QUOTED PASSAGE:
- - -

Dead boot pool - NAS stuck on error code A02

A couple of days ago my boot pool SSD send an IO error, and quickly after that the server went unresponsive. Unfortunately I still didn’t have the boot pool set on a raid.
Due to some other problem my Truenas server IPMI kvm isn’t working (I still need to figure that out) so I didn’t know 100% what could have been the problem.
After a restart, the server remains stuck on the boot page with code A02, trying to either get in the bios or change boot doesn’t do anything.
I now managed to reinstall Scale on a new SSD and I have another one on order to set the boot pool as raid. The data is all fine, the apps are working, but I lost my general settings and my VM.

I followed some other discussions and found that Truenas does make configs saves every day ay 3:45am. So, as per title, I’m trying to locate the config backups Truenas makes as part of the System dataset. I located the folder within var/db/system but I have no idea how to access those files.

- - -

INFORMATION SUPPLIED:
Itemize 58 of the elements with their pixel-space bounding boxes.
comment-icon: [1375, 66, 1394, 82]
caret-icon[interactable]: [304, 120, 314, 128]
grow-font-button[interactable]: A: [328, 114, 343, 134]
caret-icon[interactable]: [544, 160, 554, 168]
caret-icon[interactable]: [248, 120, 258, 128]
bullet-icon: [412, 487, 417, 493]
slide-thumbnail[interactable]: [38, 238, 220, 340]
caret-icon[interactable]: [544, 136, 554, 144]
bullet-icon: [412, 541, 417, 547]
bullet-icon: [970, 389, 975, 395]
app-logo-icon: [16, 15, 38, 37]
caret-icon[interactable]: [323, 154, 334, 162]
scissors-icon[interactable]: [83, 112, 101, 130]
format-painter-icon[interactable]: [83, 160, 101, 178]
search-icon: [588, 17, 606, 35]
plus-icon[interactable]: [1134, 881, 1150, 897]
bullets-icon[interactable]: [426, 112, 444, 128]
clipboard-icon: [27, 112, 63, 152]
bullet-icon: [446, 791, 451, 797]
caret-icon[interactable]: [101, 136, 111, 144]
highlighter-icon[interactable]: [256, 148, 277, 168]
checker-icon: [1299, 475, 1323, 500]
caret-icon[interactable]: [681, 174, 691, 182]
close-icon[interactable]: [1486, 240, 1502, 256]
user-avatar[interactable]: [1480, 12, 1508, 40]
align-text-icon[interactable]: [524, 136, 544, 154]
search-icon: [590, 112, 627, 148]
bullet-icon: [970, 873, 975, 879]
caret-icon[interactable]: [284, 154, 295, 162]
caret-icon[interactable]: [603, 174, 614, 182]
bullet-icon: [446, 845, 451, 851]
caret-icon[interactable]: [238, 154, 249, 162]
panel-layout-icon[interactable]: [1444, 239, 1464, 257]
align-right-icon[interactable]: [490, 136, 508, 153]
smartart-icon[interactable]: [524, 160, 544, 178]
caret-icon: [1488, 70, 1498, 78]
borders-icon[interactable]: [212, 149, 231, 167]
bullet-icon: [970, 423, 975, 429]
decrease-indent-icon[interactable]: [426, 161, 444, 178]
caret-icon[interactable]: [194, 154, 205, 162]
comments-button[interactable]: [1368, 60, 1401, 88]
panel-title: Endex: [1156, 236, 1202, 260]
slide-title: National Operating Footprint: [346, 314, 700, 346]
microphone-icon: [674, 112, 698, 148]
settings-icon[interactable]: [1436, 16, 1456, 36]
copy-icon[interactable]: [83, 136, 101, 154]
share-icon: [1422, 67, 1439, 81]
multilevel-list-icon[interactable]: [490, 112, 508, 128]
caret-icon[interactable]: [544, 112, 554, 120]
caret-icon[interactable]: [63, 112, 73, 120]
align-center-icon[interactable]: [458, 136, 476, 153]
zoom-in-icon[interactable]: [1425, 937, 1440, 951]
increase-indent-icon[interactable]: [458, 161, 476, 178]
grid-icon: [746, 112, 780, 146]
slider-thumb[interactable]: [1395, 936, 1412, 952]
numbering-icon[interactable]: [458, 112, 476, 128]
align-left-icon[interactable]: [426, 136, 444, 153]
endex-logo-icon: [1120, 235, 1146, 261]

- - -

EXERCISE INSTRUCTIONS:
In the forum post about the dead boot pool, what code is the server stuck on after a restart?

SOLUTION FOR THIS PROBLEM:
A02